• _TO BE DONE_: Rename "x-tick-label-ls" to "x-tick-label-lps" in the stretch from the start of the listing through the line containing "140, 515, 155]", and give those lines again with nothing else changed.

• _DATA_:
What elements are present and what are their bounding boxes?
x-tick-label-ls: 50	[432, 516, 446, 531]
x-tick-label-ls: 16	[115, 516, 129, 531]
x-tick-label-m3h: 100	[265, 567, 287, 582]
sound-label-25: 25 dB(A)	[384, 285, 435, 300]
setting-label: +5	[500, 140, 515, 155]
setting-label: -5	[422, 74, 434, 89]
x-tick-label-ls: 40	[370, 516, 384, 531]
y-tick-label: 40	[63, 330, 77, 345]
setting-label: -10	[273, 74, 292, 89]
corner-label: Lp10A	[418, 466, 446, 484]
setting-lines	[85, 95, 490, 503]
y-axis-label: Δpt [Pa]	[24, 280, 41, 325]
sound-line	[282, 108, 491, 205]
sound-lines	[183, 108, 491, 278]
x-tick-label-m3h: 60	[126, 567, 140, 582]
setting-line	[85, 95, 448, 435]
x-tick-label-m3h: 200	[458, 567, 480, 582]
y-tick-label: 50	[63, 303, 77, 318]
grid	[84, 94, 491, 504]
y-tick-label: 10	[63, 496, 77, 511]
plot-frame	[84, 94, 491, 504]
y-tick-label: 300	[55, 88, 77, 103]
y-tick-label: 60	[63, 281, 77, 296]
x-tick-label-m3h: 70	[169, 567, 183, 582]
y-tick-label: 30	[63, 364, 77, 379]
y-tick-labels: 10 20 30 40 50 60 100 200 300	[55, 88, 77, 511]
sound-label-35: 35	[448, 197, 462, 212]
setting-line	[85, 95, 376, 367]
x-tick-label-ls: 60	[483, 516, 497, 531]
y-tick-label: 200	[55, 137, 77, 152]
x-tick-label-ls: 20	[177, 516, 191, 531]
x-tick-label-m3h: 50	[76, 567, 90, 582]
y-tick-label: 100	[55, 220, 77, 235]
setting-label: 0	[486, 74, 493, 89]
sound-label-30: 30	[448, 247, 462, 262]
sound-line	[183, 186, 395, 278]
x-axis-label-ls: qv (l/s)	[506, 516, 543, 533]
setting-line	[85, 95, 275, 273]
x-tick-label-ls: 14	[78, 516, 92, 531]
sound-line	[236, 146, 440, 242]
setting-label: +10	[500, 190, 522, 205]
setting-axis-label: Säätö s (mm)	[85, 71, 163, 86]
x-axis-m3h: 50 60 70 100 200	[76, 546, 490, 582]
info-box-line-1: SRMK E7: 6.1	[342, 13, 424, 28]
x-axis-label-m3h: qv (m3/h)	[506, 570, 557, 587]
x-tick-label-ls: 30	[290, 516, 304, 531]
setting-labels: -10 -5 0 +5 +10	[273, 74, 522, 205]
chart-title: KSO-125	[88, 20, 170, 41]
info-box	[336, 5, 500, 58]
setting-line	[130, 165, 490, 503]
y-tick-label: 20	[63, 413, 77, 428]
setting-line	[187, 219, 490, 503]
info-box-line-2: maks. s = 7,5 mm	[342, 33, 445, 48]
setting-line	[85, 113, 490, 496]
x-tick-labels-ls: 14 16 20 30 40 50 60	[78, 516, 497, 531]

• _REPLY_:
What elements are present and what are their bounding boxes?
x-tick-label-lps: 50	[432, 516, 446, 531]
x-tick-label-lps: 16	[115, 516, 129, 531]
x-tick-label-m3h: 100	[265, 567, 287, 582]
sound-label-25: 25 dB(A)	[384, 285, 435, 300]
setting-label: +5	[500, 140, 515, 155]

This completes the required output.